▶ [About this task]
Write out the Firebird DSN options text word for word, in full.

Options (set here in DSN or specify dynamically)
Transaction parameters
Read (default write) Transactions are read/write by default. Check to make transactions read-only.
Nowait (default wait) The transaction will wait if it encounters a lock conflict. Check to have the transaction return an error immediately upon encountering a lock conflict.
Lock timeout When a transaction is set for WAIT conflict resolution, express the length of time in seconds until the lock times out and a lock conflict error is returned (isc_lock_timeout).
Other optional parameters
Dialect SQL dialect for the client to use in accessing the database. The only valid options for Firebird are 1 or 3. Note, Dialect 1 is not compatible with quoted identifiers; Dialect 3 will not accept strings delimited by double quotes.
Quoted Identifier Causes pairs pairs of double quotes to be treated solely as delimiters of case-sensitive object identifiers. Attempts to pass double quotes as string delimiters will be treated as errors in both dialects. Note, double-quoted strings have always been illegal in Dialect 3.
Sensitive Identifier This option affects the way the client treats the property SQL_IDENTIFIER_CASE. SQL_IC_UPPER (value=1) is the default, treating all identifiers as stored in upper case characters. Check to select SQL_IC_SENSITIVE (value=3) to have the interface treat all identifiers that are not in all upper case as though they were case-sensitive. This is not recommended! For an explanation, see Note (1) below.

▶ [Data records]
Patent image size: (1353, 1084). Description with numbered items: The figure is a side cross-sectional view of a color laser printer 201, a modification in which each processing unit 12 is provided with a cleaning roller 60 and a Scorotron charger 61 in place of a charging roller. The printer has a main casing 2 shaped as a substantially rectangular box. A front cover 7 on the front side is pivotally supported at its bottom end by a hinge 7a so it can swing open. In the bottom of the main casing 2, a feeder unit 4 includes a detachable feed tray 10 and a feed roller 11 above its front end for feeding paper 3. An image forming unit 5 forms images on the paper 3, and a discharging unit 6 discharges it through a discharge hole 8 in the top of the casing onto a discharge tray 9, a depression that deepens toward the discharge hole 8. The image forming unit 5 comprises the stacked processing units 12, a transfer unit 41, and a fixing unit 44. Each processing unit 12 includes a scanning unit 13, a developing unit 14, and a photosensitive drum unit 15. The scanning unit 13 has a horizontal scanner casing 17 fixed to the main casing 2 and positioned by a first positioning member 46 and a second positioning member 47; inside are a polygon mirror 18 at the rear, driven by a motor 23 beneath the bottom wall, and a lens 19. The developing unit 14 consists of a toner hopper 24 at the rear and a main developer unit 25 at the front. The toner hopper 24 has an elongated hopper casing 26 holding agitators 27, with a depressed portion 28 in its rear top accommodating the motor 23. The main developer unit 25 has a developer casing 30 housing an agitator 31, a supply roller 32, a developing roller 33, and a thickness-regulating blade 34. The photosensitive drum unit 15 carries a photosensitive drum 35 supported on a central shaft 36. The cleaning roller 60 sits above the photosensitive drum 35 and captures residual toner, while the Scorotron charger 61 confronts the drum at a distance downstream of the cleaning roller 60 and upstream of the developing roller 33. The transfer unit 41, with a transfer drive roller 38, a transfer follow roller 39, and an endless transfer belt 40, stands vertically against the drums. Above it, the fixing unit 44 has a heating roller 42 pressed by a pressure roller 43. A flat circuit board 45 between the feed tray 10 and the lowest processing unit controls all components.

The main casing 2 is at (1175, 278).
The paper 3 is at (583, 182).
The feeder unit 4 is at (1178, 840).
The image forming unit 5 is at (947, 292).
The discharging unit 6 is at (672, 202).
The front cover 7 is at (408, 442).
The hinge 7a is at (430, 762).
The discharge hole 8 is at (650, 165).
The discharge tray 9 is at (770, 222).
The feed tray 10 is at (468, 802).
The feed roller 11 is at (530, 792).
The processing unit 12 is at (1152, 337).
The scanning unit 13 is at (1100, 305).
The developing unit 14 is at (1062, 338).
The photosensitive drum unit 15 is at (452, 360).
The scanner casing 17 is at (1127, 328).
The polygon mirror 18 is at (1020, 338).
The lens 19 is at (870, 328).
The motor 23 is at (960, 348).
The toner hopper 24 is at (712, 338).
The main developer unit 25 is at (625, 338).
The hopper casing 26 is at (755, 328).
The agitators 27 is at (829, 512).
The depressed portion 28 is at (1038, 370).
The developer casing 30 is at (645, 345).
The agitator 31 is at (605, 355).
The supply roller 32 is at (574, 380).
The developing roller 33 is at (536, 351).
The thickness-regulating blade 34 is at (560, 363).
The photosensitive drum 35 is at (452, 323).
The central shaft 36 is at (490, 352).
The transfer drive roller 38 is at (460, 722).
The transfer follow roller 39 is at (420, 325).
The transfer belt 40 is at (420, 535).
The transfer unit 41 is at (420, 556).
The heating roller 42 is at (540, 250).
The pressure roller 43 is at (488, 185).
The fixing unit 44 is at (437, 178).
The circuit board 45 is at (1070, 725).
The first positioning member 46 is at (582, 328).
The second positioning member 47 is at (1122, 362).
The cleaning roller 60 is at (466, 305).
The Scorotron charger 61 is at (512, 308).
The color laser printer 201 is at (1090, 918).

▶ [Problem solution]
Options (set here in DSN or specify dynamically)
Transaction parameters
Read (default write) Transactions are read/write by default. Check to make transactions read-only.
Nowait (default wait) The transaction will wait if it encounters a lock conflict. Check to have the transaction return an error immediately upon encountering a lock conflict.
Lock timeout When a transaction is set for WAIT conflict resolution, express the length of time in seconds until the lock times out and a lock conflict error is returned (isc_lock_timeout).
Other optional parameters
Dialect SQL dialect for the client to use in accessing the database. The only valid options for Firebird are 1 or 3. Note, Dialect 1 is not compatible with quoted identifiers; Dialect 3 will not accept strings delimited by double quotes.
Quoted Identifier Causes pairs pairs of double quotes to be treated solely as delimiters of case-sensitive object identifiers. Attempts to pass double quotes as string delimiters will be treated as errors in both dialects. Note, double-quoted strings have always been illegal in Dialect 3.
Sensitive Identifier This option affects the way the client treats the property SQL_IDENTIFIER_CASE. SQL_IC_UPPER (value=1) is the default, treating all identifiers as stored in upper case characters. Check to select SQL_IC_SENSITIVE (value=3) to have the interface treat all identifiers that are not in all upper case as though they were case-sensitive. This is not recommended! For an explanation, see Note (1) below.